(Collection entries)
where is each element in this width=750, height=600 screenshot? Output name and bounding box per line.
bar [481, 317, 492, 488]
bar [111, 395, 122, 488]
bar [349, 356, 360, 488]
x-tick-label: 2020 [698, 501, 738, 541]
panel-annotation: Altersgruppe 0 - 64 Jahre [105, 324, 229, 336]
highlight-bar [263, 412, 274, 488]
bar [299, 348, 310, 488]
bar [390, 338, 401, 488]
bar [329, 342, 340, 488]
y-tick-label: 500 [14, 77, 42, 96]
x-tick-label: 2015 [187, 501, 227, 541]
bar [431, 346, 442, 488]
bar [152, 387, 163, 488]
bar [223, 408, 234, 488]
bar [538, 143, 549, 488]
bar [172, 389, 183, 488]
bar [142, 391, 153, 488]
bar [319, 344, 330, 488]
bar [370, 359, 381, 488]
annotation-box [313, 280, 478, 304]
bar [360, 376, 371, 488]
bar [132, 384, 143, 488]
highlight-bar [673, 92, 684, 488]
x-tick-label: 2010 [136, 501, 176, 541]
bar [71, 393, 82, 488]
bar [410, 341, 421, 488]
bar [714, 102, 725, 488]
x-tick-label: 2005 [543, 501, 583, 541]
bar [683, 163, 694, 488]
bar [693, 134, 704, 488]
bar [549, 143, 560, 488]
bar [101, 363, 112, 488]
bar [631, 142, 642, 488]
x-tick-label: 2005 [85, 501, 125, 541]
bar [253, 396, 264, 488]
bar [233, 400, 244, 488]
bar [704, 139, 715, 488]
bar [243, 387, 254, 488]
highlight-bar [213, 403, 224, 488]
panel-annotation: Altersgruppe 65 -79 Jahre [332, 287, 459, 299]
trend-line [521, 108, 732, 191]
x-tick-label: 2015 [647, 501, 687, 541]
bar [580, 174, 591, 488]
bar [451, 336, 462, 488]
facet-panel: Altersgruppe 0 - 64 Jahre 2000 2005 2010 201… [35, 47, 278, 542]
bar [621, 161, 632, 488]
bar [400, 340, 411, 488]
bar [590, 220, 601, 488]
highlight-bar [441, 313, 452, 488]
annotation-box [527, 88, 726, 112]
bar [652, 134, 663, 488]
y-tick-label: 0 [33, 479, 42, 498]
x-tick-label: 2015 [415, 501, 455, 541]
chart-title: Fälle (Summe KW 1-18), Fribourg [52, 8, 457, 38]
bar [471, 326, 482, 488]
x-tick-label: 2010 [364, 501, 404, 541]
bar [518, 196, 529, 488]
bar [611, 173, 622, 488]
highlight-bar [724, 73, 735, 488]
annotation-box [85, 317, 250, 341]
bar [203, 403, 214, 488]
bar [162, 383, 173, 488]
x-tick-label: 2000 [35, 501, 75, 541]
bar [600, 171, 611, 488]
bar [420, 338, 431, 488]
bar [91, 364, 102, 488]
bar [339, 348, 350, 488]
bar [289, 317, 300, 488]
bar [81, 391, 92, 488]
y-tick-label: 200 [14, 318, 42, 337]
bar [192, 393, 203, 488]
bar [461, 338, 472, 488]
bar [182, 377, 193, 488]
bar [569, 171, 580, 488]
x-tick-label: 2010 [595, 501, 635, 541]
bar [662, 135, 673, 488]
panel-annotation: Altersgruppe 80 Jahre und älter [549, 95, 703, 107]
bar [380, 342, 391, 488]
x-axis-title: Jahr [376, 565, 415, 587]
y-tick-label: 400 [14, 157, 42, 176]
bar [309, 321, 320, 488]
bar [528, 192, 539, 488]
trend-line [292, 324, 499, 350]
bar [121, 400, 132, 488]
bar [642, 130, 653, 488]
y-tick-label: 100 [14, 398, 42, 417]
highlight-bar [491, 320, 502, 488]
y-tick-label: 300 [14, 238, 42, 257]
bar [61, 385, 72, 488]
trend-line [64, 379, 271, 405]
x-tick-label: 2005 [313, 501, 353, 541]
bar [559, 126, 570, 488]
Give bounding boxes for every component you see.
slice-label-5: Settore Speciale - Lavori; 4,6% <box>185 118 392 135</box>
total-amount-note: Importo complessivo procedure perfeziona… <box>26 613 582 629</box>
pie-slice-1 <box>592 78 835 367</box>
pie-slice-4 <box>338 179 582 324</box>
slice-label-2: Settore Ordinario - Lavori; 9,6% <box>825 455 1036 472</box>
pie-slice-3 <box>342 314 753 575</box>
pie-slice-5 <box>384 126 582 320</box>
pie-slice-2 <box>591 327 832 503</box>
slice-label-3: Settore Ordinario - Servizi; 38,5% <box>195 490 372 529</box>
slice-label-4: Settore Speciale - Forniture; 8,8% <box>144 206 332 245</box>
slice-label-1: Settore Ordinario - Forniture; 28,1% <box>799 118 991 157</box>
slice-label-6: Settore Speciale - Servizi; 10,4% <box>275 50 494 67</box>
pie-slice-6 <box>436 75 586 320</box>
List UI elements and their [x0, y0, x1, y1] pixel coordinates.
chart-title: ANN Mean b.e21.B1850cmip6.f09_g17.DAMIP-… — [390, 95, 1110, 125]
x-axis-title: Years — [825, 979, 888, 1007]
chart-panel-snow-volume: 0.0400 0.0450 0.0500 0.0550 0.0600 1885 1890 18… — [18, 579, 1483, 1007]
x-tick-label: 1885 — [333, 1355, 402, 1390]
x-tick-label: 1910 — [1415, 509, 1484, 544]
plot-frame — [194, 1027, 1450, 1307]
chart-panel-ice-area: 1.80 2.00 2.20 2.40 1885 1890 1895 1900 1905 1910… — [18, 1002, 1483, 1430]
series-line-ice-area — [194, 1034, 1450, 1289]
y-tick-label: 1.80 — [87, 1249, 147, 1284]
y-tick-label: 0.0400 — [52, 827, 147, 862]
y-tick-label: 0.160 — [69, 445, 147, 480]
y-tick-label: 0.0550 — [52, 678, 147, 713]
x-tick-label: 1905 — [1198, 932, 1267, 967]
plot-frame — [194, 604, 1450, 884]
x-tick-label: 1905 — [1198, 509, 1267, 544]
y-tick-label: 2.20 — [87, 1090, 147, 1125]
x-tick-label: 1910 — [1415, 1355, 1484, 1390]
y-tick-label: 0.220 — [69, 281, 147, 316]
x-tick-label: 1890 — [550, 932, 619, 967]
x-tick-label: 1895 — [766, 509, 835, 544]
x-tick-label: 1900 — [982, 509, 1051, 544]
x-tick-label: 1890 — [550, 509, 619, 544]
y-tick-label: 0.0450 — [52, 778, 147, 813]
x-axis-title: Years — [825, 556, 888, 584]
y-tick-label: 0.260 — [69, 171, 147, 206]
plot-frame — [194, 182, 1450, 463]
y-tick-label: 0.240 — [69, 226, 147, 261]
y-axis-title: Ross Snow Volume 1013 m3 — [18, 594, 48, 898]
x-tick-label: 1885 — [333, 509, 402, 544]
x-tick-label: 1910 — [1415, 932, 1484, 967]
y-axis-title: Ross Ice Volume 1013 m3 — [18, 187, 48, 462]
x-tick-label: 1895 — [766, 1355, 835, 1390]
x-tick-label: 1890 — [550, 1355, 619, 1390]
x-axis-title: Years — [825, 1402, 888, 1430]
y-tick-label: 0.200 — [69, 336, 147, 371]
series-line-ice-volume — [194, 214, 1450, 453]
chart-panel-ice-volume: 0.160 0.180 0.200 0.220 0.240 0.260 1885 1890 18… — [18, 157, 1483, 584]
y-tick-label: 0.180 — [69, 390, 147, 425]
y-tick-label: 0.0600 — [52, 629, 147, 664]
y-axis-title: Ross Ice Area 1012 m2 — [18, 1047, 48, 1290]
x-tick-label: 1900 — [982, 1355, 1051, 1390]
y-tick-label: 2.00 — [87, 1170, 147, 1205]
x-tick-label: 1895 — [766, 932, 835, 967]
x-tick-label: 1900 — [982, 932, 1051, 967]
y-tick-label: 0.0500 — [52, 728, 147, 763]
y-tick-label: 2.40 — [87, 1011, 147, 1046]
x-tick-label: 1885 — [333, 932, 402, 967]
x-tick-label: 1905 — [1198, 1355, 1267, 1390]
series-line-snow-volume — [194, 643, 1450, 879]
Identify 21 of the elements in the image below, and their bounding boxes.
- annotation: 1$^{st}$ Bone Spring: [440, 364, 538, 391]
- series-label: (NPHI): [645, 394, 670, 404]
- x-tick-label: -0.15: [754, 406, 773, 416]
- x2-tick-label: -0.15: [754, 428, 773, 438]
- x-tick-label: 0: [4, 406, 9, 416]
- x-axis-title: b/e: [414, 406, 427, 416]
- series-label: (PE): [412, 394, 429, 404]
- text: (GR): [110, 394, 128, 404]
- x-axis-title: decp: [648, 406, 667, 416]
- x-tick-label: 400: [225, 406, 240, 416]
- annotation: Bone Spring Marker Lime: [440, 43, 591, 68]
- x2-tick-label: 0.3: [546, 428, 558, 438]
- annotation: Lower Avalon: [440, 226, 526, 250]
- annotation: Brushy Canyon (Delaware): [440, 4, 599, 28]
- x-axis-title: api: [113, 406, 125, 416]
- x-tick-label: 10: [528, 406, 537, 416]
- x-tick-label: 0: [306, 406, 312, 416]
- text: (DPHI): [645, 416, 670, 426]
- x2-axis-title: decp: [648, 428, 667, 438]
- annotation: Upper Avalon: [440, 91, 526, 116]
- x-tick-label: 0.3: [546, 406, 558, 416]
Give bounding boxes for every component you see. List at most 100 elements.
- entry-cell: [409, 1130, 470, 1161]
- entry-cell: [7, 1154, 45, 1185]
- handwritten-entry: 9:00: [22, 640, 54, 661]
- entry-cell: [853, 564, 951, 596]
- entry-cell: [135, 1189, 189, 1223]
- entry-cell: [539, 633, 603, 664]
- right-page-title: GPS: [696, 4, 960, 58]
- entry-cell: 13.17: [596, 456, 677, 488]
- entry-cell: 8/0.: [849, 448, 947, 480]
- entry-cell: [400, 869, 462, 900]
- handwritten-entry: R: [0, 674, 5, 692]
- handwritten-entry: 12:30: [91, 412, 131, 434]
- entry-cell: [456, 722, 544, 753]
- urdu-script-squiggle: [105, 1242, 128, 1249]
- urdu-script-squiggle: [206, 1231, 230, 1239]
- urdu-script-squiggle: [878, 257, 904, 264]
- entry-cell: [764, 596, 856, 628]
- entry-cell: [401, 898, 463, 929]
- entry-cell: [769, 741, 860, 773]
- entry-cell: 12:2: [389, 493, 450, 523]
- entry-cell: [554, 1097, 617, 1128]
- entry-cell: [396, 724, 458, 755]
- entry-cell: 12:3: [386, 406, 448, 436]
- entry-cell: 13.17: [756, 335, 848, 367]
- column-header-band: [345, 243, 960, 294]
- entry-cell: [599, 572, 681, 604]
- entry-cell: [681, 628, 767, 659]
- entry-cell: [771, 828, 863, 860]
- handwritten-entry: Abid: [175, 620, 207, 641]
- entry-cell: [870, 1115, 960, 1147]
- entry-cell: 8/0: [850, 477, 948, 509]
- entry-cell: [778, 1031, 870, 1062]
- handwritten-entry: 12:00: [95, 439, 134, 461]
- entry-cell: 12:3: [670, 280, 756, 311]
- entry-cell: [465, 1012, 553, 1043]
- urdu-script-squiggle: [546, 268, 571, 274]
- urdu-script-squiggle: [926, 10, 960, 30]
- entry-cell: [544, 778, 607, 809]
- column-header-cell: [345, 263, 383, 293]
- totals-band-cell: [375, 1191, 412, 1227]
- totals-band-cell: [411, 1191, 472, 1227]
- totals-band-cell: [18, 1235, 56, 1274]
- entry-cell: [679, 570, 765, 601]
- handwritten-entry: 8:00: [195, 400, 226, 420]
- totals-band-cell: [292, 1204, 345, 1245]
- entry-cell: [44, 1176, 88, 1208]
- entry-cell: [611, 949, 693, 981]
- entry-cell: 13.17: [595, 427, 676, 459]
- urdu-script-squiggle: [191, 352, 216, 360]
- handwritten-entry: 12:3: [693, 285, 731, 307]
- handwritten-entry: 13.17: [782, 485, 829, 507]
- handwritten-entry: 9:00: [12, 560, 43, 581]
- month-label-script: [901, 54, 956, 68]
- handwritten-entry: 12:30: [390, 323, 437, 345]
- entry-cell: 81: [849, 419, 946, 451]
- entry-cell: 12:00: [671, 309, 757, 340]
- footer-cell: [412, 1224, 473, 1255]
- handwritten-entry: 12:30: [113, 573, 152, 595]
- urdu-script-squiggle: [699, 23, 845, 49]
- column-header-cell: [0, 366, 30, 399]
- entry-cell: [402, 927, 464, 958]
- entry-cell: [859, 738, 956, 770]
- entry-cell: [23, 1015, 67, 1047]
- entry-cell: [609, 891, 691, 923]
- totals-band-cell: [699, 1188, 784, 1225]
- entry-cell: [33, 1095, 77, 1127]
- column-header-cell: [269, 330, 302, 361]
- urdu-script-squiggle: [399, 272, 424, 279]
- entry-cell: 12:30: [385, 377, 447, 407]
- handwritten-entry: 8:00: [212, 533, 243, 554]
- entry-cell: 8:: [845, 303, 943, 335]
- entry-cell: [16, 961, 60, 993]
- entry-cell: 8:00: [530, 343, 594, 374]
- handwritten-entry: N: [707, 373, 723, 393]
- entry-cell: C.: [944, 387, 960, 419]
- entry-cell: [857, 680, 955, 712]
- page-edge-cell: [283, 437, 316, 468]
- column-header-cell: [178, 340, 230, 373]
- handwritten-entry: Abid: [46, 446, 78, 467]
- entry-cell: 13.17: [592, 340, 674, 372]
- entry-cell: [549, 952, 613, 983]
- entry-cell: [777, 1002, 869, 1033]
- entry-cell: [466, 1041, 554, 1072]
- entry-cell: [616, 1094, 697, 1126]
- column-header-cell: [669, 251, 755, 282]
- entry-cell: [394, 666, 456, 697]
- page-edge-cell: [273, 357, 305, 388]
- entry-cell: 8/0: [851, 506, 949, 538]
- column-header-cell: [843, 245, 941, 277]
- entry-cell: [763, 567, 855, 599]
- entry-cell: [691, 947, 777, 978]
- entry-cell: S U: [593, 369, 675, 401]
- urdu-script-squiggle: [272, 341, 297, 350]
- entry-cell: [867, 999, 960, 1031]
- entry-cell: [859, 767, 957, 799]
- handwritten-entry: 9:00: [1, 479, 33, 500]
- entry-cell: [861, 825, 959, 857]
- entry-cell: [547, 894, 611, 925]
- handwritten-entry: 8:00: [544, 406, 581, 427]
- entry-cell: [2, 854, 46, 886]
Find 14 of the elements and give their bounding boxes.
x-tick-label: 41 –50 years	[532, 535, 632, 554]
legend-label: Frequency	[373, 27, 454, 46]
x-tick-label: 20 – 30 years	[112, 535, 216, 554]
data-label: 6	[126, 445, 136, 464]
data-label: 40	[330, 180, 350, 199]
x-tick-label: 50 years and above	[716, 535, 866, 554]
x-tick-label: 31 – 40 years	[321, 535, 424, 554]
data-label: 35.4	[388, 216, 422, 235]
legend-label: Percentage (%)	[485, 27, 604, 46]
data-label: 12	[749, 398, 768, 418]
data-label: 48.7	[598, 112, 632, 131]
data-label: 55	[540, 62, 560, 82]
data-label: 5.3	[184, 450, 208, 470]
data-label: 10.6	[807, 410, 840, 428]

§ **WORK TO DO**
Recast the stretch of the records above, from the start through the line containing "bar [329, 342, 340, 488]", as a numbered list with any blank lines left out.

§ **ANSWER TO THIS PROBLEM**
1. where is each element in this width=750, height=600 screenshot? Output name and bounding box per line.
2. bar [481, 317, 492, 488]
3. bar [111, 395, 122, 488]
4. bar [349, 356, 360, 488]
5. x-tick-label: 2020 [698, 501, 738, 541]
6. panel-annotation: Altersgruppe 0 - 64 Jahre [105, 324, 229, 336]
7. highlight-bar [263, 412, 274, 488]
8. bar [299, 348, 310, 488]
9. bar [390, 338, 401, 488]
10. bar [329, 342, 340, 488]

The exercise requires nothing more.